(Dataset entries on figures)
— Start —

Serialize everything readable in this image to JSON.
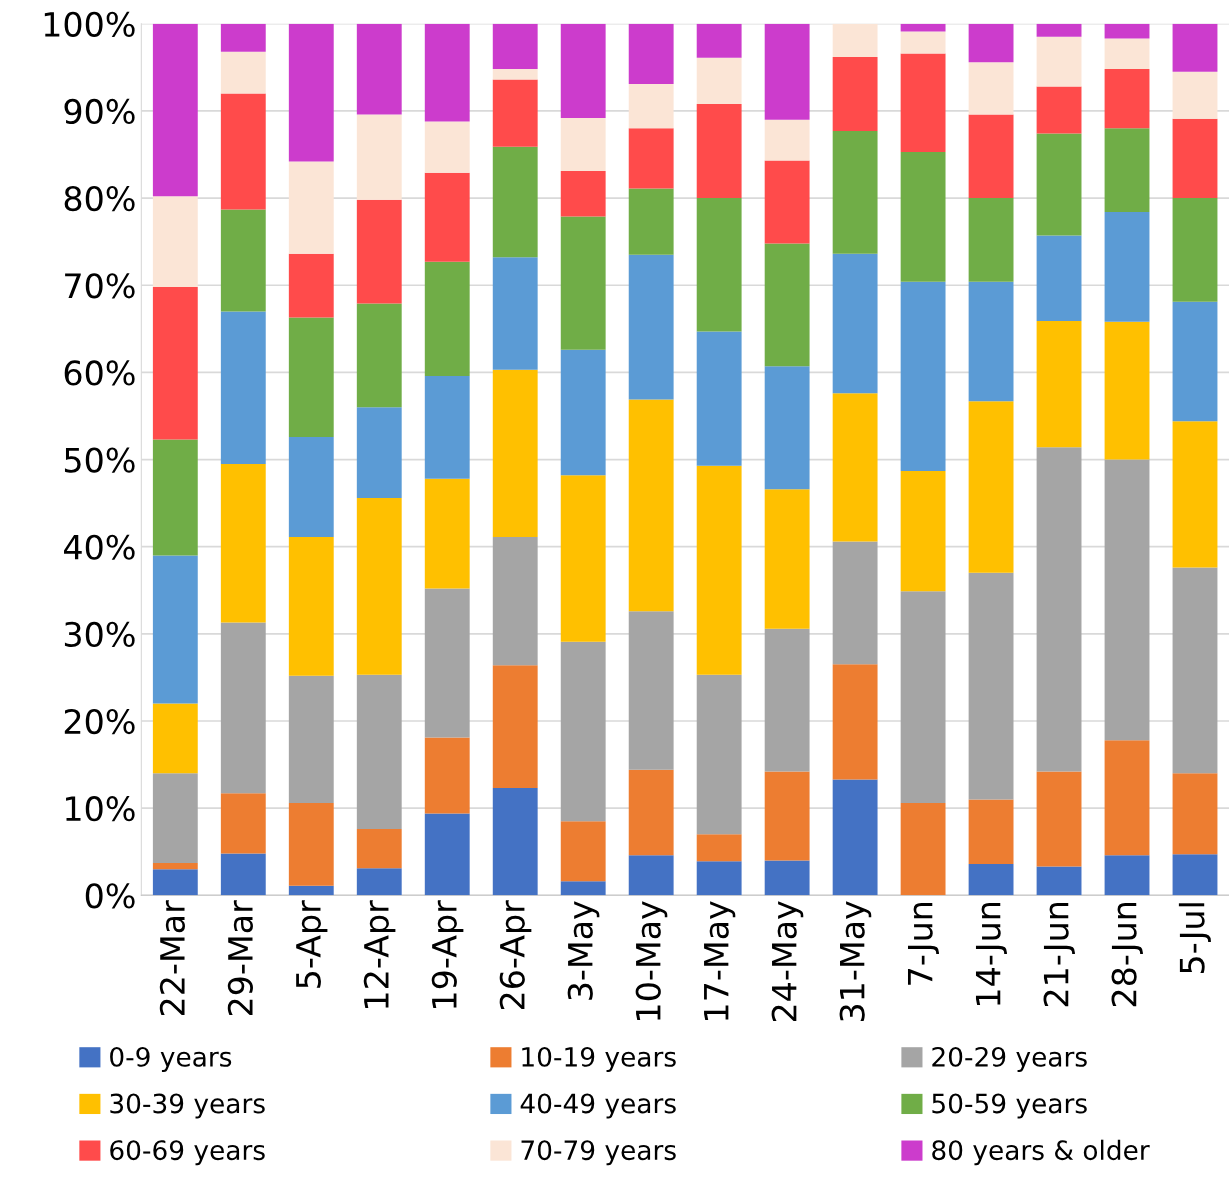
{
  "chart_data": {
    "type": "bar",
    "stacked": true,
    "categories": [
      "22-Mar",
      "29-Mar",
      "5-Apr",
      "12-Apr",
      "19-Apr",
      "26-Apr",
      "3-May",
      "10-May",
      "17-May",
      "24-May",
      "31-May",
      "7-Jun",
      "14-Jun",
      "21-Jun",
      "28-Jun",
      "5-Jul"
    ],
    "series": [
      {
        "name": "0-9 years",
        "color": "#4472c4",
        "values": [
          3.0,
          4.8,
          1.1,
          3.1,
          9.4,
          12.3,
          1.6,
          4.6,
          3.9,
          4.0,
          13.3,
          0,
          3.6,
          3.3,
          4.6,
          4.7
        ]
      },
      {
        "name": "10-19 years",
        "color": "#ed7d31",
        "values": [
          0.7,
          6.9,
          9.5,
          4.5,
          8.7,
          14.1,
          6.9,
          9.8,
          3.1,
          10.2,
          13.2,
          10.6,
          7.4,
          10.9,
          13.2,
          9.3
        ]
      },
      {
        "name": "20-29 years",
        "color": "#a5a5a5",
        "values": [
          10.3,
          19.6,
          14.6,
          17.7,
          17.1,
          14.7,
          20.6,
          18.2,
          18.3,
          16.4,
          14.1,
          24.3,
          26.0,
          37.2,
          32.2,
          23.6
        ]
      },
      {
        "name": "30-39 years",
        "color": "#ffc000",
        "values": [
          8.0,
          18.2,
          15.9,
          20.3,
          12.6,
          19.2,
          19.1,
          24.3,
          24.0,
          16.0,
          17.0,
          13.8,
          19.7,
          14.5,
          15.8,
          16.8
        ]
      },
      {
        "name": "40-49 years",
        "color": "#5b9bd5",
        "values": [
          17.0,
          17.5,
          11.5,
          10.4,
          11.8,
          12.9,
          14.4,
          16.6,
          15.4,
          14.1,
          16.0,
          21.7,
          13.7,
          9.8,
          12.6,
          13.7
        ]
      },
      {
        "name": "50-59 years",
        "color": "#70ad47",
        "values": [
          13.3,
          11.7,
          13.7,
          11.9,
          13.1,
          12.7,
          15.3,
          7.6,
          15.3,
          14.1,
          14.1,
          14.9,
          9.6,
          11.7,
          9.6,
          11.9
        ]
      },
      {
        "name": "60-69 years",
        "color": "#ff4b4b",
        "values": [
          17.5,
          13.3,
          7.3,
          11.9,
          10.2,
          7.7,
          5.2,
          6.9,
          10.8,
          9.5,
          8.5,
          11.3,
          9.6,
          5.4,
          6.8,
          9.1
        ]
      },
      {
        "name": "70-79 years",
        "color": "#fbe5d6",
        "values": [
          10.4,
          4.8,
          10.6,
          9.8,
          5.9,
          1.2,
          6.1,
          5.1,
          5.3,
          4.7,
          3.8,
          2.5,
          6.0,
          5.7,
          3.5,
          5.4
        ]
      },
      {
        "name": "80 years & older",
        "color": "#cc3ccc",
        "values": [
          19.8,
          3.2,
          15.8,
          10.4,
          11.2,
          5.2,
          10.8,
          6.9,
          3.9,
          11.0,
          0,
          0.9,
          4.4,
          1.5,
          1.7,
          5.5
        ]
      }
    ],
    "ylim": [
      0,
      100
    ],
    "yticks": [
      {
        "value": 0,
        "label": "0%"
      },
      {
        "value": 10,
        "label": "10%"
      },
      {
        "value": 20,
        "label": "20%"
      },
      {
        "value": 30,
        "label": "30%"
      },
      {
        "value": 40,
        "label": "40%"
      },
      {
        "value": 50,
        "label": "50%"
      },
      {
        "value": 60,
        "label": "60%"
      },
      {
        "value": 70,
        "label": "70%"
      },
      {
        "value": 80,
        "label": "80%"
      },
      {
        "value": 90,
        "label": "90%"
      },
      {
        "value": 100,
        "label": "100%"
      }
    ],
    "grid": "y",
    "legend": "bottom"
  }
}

— End —

Gather from the data above every line with the string "years".

Complete answer:
        "name": "0-9 years",
        "name": "10-19 years",
        "name": "20-29 years",
        "name": "30-39 years",
        "name": "40-49 years",
        "name": "50-59 years",
        "name": "60-69 years",
        "name": "70-79 years",
        "name": "80 years & older",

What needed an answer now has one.